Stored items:
start

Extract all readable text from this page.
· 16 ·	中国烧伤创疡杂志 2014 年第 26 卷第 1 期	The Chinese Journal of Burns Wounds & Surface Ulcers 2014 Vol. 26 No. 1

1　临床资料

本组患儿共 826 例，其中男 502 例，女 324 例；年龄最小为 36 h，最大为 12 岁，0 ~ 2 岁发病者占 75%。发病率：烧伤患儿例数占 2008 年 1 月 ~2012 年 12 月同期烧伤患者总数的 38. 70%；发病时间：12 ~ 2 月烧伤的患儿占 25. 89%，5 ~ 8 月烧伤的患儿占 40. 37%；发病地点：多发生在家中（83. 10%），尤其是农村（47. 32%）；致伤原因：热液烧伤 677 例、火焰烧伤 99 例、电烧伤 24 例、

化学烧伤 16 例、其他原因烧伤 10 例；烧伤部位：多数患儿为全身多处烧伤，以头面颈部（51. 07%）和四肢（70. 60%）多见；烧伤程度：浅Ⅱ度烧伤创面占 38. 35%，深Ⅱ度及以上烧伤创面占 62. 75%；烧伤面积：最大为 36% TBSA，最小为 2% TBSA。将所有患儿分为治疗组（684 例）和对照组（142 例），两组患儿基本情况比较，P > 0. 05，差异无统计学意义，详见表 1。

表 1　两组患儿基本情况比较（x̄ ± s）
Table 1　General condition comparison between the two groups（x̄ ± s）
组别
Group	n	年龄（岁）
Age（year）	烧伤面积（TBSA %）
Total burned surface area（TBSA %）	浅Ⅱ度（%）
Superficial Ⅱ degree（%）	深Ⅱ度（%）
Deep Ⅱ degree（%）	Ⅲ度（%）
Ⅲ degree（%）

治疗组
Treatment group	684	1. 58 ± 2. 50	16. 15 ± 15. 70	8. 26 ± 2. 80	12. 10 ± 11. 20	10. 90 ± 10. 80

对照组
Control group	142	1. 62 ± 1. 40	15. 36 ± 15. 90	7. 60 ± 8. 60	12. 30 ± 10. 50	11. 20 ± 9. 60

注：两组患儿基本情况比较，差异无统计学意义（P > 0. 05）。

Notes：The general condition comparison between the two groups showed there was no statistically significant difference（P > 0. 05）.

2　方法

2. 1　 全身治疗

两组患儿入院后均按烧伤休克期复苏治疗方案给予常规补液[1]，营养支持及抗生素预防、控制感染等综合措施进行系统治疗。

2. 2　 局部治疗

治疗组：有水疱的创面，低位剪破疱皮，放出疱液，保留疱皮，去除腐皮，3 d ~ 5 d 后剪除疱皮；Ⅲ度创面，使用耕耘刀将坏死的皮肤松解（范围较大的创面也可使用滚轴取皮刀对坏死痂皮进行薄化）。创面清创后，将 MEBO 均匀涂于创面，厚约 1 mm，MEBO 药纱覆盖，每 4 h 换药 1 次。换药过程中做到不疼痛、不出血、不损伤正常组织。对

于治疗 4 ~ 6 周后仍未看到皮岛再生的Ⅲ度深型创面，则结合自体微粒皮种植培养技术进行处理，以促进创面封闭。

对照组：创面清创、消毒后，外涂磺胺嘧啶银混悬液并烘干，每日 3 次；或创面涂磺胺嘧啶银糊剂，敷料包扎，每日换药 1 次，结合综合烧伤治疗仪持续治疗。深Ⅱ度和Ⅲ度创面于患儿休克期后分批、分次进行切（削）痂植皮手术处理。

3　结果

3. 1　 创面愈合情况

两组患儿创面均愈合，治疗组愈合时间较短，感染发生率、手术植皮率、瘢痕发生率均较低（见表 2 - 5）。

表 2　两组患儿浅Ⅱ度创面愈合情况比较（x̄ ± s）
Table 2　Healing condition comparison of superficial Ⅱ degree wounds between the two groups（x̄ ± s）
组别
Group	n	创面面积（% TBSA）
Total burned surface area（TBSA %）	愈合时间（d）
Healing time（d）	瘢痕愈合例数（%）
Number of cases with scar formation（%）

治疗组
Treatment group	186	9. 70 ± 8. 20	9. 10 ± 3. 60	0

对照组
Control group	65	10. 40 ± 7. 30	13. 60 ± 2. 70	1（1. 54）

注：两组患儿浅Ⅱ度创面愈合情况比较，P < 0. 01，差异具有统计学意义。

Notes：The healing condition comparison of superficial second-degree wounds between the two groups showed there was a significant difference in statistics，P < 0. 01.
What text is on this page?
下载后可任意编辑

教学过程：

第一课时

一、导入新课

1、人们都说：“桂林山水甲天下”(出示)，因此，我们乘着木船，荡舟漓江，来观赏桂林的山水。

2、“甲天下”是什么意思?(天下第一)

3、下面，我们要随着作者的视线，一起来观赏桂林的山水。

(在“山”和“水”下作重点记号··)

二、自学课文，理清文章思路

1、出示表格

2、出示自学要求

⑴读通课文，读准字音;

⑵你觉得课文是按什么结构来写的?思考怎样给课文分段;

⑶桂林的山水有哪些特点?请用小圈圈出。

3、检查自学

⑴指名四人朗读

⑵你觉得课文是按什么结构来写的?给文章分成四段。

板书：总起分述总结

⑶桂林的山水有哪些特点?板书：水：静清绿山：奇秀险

end

Filter the records for lines holding the string "this". Copy each one.

Result:
Extract all readable text from this page.
What text is on this page?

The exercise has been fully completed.